_Your task_
Please print every record below exactly as it appears.
+++ Data extract +++
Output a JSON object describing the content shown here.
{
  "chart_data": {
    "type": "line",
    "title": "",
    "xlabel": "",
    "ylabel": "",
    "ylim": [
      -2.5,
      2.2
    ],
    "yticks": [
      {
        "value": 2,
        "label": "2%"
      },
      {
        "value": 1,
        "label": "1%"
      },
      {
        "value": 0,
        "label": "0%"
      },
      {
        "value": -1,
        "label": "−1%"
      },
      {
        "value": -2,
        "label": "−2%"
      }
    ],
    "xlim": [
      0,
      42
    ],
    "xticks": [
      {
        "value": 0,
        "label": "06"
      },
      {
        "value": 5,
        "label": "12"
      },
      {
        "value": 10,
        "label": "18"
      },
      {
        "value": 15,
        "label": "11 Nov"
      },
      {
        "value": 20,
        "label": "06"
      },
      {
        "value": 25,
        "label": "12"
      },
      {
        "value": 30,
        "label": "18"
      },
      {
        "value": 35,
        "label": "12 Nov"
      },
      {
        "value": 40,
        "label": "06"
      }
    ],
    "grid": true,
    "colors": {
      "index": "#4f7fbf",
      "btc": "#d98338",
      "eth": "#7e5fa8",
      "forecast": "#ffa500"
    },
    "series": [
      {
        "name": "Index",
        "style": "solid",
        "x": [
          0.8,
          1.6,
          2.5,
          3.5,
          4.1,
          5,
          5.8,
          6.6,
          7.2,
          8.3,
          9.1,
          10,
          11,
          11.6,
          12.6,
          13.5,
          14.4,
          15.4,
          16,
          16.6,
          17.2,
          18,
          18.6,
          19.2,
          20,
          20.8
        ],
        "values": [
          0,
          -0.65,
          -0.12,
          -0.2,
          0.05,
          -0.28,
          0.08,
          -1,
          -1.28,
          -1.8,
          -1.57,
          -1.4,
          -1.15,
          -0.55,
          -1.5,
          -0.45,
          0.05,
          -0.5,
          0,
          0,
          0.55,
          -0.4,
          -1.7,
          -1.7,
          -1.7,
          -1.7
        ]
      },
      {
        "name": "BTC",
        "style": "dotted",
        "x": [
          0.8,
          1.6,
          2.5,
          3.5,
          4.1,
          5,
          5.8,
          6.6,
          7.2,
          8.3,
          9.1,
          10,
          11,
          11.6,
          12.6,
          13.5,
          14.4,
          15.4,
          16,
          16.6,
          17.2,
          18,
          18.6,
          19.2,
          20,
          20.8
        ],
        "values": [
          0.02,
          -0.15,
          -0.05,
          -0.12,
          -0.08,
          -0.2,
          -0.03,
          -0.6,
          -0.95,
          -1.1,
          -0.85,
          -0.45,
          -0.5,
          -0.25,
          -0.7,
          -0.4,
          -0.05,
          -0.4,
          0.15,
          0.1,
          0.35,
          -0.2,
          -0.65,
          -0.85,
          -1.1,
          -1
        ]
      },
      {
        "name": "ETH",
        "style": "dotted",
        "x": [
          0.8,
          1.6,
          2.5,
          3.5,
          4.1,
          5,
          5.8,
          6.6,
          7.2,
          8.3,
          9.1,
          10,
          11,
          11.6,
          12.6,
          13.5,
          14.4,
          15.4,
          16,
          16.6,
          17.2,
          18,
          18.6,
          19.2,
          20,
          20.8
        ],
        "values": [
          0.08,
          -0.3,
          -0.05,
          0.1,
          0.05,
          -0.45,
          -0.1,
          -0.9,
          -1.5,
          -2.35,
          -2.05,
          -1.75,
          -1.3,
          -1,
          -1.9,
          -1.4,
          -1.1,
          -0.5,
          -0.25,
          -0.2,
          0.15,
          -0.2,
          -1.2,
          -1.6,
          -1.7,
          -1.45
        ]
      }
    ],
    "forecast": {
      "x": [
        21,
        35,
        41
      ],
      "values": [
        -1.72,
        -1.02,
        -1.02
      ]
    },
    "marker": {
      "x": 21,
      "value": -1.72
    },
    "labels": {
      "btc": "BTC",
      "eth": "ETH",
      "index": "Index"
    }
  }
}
+++
_Full answer_
Output a JSON object describing the content shown here.
{
  "chart_data": {
    "type": "line",
    "title": "",
    "xlabel": "",
    "ylabel": "",
    "ylim": [
      -2.5,
      2.2
    ],
    "yticks": [
      {
        "value": 2,
        "label": "2%"
      },
      {
        "value": 1,
        "label": "1%"
      },
      {
        "value": 0,
        "label": "0%"
      },
      {
        "value": -1,
        "label": "−1%"
      },
      {
        "value": -2,
        "label": "−2%"
      }
    ],
    "xlim": [
      0,
      42
    ],
    "xticks": [
      {
        "value": 0,
        "label": "06"
      },
      {
        "value": 5,
        "label": "12"
      },
      {
        "value": 10,
        "label": "18"
      },
      {
        "value": 15,
        "label": "11 Nov"
      },
      {
        "value": 20,
        "label": "06"
      },
      {
        "value": 25,
        "label": "12"
      },
      {
        "value": 30,
        "label": "18"
      },
      {
        "value": 35,
        "label": "12 Nov"
      },
      {
        "value": 40,
        "label": "06"
      }
    ],
    "grid": true,
    "colors": {
      "index": "#4f7fbf",
      "btc": "#d98338",
      "eth": "#7e5fa8",
      "forecast": "#ffa500"
    },
    "series": [
      {
        "name": "Index",
        "style": "solid",
        "x": [
          0.8,
          1.6,
          2.5,
          3.5,
          4.1,
          5,
          5.8,
          6.6,
          7.2,
          8.3,
          9.1,
          10,
          11,
          11.6,
          12.6,
          13.5,
          14.4,
          15.4,
          16,
          16.6,
          17.2,
          18,
          18.6,
          19.2,
          20,
          20.8
        ],
        "values": [
          0,
          -0.65,
          -0.12,
          -0.2,
          0.05,
          -0.28,
          0.08,
          -1,
          -1.28,
          -1.8,
          -1.57,
          -1.4,
          -1.15,
          -0.55,
          -1.5,
          -0.45,
          0.05,
          -0.5,
          0,
          0,
          0.55,
          -0.4,
          -1.7,
          -1.7,
          -1.7,
          -1.7
        ]
      },
      {
        "name": "BTC",
        "style": "dotted",
        "x": [
          0.8,
          1.6,
          2.5,
          3.5,
          4.1,
          5,
          5.8,
          6.6,
          7.2,
          8.3,
          9.1,
          10,
          11,
          11.6,
          12.6,
          13.5,
          14.4,
          15.4,
          16,
          16.6,
          17.2,
          18,
          18.6,
          19.2,
          20,
          20.8
        ],
        "values": [
          0.02,
          -0.15,
          -0.05,
          -0.12,
          -0.08,
          -0.2,
          -0.03,
          -0.6,
          -0.95,
          -1.1,
          -0.85,
          -0.45,
          -0.5,
          -0.25,
          -0.7,
          -0.4,
          -0.05,
          -0.4,
          0.15,
          0.1,
          0.35,
          -0.2,
          -0.65,
          -0.85,
          -1.1,
          -1
        ]
      },
      {
        "name": "ETH",
        "style": "dotted",
        "x": [
          0.8,
          1.6,
          2.5,
          3.5,
          4.1,
          5,
          5.8,
          6.6,
          7.2,
          8.3,
          9.1,
          10,
          11,
          11.6,
          12.6,
          13.5,
          14.4,
          15.4,
          16,
          16.6,
          17.2,
          18,
          18.6,
          19.2,
          20,
          20.8
        ],
        "values": [
          0.08,
          -0.3,
          -0.05,
          0.1,
          0.05,
          -0.45,
          -0.1,
          -0.9,
          -1.5,
          -2.35,
          -2.05,
          -1.75,
          -1.3,
          -1,
          -1.9,
          -1.4,
          -1.1,
          -0.5,
          -0.25,
          -0.2,
          0.15,
          -0.2,
          -1.2,
          -1.6,
          -1.7,
          -1.45
        ]
      }
    ],
    "forecast": {
      "x": [
        21,
        35,
        41
      ],
      "values": [
        -1.72,
        -1.02,
        -1.02
      ]
    },
    "marker": {
      "x": 21,
      "value": -1.72
    },
    "labels": {
      "btc": "BTC",
      "eth": "ETH",
      "index": "Index"
    }
  }
}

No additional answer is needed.